ŞİİR, AŞKLA BESLENEN BELÂ

“Deli gönül, abdal gönül” diyen âşıklarımız bu metaforla neleri ifade etmeye çalışıyorlardı, Anadolu halkı gönlünün esrikleşmesinden neleri kastediyordu?

Deli gönül şiirin ta kendisidir. Deli gönül; kuşların musikisi, ağustos böceklerinin delice serenadı, ozanların efkârı, yüreğimizin yası, aklımızın sınırsızlığı fakat elimizin güçsüzlüğü, evrende bir zerrecik olmamızın feryâdı, insanın anlam arayışı, ruh daralması, boşluk duygumuz, hiçliğimiz, delice tutkularımız; “Gam elinden benim zülfü siyahım.”

Şiir aşktır, buna itiraz eden kimse yoktur sanırım. Ve aşk tanrıdır, tanrı ise aşktan başka bir şey olamaz. O halde şiir, tanrısal bir sözdür ve şiir olmadan insan var olamaz. Şiir insan olabilmenin lüksü değil, zorunluluğudur. İnsanlığı şiirden ve aşktan uzaklaştırmak için adeta misyonerler gibi çalışan kişileri ve güçleri hepiniz biliyorsunuz. Şiir onların belâsı ve cehennemidir.

Şiir, kötülüklerin belâsıdır. Kötüler şiiri sevmezler, uygarlık tarihi boyunca otoriteyi temsil edenler kitleleri şiirden uzakta tutmaya çabaladılar. Bu nedenle şairler ile devletler hiçbir zaman anlaşamadılar (Yesenin, Mayakovsky, Yevtuşenko vd). Boyun eğmeyen şairler lanetlendiler, kurşuna dizildiler (Lorca), darağaçlarında asıldılar (Pir Sultan), sürgünlere gönderildiler, hapislerde çürütüldüler (A. Arif, R. Ilgaz, Nazım vd).

Eğer bugün ülkemizde okur kitlesinin ezici çoğunluğu şiire sırtını dönüyor, “anlamadığını, ilgilenmediğini” söylüyorsa, otoritenin çizdiği sınırların dışına çıkamayan zihinlere sahip oluşlarından dolayıdır. Egemen güçler, şiiri bu denli “sakıncalı” görmeselerdi, okur kitlesi ve yayıncılar şairlere karşı bu kadar hoyrat ve nankör olabilirler miydi?
::::::
Yönerge 1 — Kayıtların ilk satırından başlayıp "data-point xyxy=(306,401,311,406)" ifadesini içeren satıra kadar, iki uç da dahil olmak üzere, satırları aynen tekrar yaz.

Kutu işaretleme verileri
::::::
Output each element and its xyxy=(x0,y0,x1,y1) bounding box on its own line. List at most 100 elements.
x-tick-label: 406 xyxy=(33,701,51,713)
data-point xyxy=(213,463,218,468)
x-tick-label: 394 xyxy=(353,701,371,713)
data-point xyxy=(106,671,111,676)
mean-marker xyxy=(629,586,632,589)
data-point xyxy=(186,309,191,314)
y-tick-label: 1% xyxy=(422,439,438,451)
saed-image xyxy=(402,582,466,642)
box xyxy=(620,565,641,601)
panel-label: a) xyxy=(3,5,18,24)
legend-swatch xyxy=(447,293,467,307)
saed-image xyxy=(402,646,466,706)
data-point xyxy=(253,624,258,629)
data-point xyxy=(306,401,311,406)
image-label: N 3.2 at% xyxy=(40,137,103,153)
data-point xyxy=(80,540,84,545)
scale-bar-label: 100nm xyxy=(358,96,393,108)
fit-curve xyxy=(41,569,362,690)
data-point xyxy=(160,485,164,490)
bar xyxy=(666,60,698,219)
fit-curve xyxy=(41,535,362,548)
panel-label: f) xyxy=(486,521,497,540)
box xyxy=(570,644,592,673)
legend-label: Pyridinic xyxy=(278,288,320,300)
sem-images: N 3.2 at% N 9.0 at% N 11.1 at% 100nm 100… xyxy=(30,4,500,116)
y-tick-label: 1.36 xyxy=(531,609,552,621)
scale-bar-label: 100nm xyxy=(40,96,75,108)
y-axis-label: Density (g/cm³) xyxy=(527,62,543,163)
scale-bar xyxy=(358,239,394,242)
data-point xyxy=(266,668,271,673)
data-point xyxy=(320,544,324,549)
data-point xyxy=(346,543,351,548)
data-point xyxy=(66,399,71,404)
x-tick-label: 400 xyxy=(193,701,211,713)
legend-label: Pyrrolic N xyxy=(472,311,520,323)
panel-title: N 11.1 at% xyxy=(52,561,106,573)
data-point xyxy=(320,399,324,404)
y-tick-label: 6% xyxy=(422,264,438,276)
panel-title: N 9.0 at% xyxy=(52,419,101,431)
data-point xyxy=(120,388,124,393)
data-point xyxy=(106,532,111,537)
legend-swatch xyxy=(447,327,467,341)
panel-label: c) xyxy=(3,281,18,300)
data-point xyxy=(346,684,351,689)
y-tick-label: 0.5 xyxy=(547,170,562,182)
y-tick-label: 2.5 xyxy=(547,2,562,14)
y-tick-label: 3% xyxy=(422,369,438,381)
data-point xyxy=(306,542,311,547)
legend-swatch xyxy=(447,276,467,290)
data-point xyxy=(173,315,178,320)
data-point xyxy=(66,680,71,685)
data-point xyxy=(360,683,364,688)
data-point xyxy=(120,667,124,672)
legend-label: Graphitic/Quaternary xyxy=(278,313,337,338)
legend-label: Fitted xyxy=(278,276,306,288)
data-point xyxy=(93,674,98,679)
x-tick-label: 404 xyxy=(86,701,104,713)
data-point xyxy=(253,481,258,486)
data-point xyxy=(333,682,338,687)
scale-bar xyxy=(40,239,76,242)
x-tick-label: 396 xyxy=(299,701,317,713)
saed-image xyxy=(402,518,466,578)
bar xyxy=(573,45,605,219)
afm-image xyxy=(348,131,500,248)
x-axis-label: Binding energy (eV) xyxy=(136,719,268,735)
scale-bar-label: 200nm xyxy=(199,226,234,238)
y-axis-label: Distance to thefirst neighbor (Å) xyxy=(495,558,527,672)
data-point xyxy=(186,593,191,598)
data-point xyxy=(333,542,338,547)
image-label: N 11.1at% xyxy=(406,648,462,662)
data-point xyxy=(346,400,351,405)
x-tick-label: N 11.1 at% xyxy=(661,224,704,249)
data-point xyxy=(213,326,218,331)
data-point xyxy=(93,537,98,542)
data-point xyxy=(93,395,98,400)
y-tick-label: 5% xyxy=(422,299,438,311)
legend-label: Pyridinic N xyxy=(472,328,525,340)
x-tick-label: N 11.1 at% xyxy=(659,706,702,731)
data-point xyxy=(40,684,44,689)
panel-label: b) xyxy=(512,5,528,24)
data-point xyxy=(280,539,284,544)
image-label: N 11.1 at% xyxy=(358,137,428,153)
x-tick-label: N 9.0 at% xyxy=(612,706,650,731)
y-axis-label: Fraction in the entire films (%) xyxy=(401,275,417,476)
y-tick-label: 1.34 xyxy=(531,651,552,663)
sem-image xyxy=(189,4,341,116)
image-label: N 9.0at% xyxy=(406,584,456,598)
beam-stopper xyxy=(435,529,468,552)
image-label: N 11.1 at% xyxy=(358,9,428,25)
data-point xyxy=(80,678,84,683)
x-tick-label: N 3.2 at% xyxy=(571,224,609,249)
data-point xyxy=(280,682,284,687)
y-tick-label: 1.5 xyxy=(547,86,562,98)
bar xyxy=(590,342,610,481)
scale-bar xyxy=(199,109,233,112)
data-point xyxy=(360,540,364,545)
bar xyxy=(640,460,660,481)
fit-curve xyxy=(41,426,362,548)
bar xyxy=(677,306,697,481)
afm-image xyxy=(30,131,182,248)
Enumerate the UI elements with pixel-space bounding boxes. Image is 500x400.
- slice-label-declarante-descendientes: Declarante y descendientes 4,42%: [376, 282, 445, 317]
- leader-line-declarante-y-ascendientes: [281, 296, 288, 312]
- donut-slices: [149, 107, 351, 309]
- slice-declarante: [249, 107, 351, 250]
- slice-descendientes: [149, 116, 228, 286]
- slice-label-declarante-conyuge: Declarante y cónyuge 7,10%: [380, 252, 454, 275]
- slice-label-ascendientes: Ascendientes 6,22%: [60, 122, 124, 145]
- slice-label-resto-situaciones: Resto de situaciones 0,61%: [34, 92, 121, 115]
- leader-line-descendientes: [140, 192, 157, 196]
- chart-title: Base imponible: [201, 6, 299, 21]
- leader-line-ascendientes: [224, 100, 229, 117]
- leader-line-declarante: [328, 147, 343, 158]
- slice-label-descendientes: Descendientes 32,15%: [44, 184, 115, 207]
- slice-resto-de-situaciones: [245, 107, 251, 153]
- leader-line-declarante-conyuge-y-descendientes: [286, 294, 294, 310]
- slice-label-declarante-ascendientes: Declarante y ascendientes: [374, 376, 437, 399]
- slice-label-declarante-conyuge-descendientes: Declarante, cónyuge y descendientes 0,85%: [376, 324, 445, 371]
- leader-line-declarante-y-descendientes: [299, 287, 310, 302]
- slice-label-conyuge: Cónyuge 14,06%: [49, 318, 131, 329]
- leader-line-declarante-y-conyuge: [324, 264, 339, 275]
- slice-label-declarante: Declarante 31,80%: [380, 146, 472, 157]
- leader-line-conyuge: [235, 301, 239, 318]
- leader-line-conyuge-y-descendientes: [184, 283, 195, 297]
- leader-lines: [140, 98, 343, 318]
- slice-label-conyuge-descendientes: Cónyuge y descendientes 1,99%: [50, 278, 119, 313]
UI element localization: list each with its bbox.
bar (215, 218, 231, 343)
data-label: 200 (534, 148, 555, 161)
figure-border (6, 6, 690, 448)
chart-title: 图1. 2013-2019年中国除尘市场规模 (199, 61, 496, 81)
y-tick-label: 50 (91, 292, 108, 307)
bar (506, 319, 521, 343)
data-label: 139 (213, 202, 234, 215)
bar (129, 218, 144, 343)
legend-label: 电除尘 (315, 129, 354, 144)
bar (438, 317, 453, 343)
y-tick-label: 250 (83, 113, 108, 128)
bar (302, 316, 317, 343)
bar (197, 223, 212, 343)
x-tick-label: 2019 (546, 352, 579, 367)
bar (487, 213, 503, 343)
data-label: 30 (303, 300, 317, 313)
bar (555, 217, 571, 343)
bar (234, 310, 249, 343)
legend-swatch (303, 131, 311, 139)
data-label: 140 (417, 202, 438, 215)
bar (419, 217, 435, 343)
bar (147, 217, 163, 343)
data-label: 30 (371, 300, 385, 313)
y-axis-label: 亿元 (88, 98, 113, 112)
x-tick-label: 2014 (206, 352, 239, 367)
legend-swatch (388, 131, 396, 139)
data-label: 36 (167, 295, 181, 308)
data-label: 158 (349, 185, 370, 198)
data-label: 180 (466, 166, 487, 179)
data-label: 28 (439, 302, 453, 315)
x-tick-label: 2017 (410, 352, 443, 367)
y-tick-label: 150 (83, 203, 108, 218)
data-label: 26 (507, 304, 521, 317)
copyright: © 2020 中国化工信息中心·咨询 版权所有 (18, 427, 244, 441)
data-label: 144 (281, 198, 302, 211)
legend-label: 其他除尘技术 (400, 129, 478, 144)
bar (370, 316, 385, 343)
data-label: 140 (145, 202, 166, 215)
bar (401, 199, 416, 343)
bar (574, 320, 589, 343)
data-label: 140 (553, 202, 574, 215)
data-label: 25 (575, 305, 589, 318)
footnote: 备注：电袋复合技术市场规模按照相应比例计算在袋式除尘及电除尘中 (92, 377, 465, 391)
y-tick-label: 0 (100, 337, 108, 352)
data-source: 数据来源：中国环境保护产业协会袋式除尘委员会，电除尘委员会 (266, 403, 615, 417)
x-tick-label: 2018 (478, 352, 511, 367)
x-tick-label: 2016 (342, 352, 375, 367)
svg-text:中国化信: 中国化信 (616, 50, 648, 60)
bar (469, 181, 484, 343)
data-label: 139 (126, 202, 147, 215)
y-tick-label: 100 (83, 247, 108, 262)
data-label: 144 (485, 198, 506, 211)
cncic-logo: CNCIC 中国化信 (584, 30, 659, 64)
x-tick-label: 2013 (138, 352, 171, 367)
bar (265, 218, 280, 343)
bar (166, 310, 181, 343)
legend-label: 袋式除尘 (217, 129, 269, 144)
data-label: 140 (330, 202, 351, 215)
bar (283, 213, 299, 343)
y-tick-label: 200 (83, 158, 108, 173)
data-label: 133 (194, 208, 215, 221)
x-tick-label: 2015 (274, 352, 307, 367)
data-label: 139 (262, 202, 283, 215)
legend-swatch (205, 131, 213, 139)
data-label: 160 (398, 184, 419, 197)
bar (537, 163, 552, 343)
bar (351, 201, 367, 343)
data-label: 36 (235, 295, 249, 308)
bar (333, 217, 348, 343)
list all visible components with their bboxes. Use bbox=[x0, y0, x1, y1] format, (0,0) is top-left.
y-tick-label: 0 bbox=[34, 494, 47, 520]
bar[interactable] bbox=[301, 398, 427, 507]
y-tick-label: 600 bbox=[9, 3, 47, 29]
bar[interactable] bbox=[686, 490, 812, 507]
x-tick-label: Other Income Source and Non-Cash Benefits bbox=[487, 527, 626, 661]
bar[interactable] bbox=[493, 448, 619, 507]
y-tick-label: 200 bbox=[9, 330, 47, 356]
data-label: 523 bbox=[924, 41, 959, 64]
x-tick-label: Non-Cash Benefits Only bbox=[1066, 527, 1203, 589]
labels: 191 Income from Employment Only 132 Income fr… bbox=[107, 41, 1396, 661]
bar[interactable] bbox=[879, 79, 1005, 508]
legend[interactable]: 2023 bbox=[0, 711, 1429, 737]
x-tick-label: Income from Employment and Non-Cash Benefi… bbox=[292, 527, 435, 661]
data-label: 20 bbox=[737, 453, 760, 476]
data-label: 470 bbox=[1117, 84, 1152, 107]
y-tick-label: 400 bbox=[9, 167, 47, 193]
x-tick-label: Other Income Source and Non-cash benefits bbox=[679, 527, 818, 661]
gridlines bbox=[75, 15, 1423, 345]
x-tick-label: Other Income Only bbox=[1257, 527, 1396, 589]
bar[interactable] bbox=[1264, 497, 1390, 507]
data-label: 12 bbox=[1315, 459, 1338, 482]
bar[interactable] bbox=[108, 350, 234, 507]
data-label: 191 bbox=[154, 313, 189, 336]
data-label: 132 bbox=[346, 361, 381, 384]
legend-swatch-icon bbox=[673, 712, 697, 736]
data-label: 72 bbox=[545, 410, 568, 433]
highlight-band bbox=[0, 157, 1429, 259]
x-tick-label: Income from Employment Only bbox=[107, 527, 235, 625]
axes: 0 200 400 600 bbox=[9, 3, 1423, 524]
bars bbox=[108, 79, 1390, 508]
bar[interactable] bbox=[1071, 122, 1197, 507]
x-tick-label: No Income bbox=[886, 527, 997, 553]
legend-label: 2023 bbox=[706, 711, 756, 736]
::::::
Yönerge 2 — Şiir ve aşk üzerine yazıyı kaldığı yerden devam ettir.

Beklenen yanıt 1 —
Output each element and its xyxy=(x0,y0,x1,y1) bounding box on its own line. List at most 100 elements.
x-tick-label: 406 xyxy=(33,701,51,713)
data-point xyxy=(213,463,218,468)
x-tick-label: 394 xyxy=(353,701,371,713)
data-point xyxy=(106,671,111,676)
mean-marker xyxy=(629,586,632,589)
data-point xyxy=(186,309,191,314)
y-tick-label: 1% xyxy=(422,439,438,451)
saed-image xyxy=(402,582,466,642)
box xyxy=(620,565,641,601)
panel-label: a) xyxy=(3,5,18,24)
legend-swatch xyxy=(447,293,467,307)
saed-image xyxy=(402,646,466,706)
data-point xyxy=(253,624,258,629)
data-point xyxy=(306,401,311,406)

Beklenen yanıt 2 —
Şairin okuru olmaz, gönüldaşı olur. Binlerce yıldan bu yana şiire gönül verenlere şiir okurları denmedi, gönül adamları dendi. Okur yazarlık nesirde oluyor. Şiir, müzikte olduğu gibi kulak ve hissiyat ister. Okuma yazma bilmeyen ve gözleri görmeyen şairlerin atası Homeros’tan Aşık Veysel’e kadar bu hakikat yaşıyor. Şiir; vahiy gibi gönüle doğan, zihinde ışıyan hakikattir. Yabancılaşmanın şiirini yazanlara “mutantlar” diyorum. Bizden öte yakada dursunlar.

Şiir net bir zihin ister, su gibi berrak, saydam bir ruh ister. Şiiri eskrim ve okçuluğa benzetebiliriz, hedefi vurursun ya da vurulursun. Hedefi net göremiyorsan hamle yapmazsın. Futbolda olduğu gibi “belki, acaba, hay aksi”lere, boş yorumlara yer yoktur. Siyaset futbola benzer, top peşinde koşarsın.

Edebiyat ve felsefe ise dağcılığa benzer, kolaycılığa yüz vermez, dağa aşkla tutunamayanlar çok fena düşebilirler. Dağda piknik yapanları dağcıdan, aşkta “belki” diyenleri âşıktan sayamayız.

Şiir yazarı ile şair farklıdır. Şair, şiirin kölesi ve katibidir, çünkü şiir kendini yazdıracağı şairi seçer ve sen buna itaat edersin. Şairlik seçilmiş kişi olmaktır, kaçamadığın kaderindir, pir elinden dolu içmektir. Tanrıça Euterpe’nin, Orfeus’un, Hermes’in, Dionysos’un el verdiği kişi şairdir. Doğan Hızlan’ın ya da Hilmi Yavuz’un elverdiği kimseler değil.

Tüm ideolojik aygıtları; medyayı, hukuku, siyaseti, sosyolojiyi, psikolojiyi, tarihi, dil bilimi, mühendislik dallarını, iletişim kanallarını yanına almasına rağmen, egemenlerin yalnızca şiire gücü yetmiyor. Şiir, cüceler ülkesinde Gulliver’dir.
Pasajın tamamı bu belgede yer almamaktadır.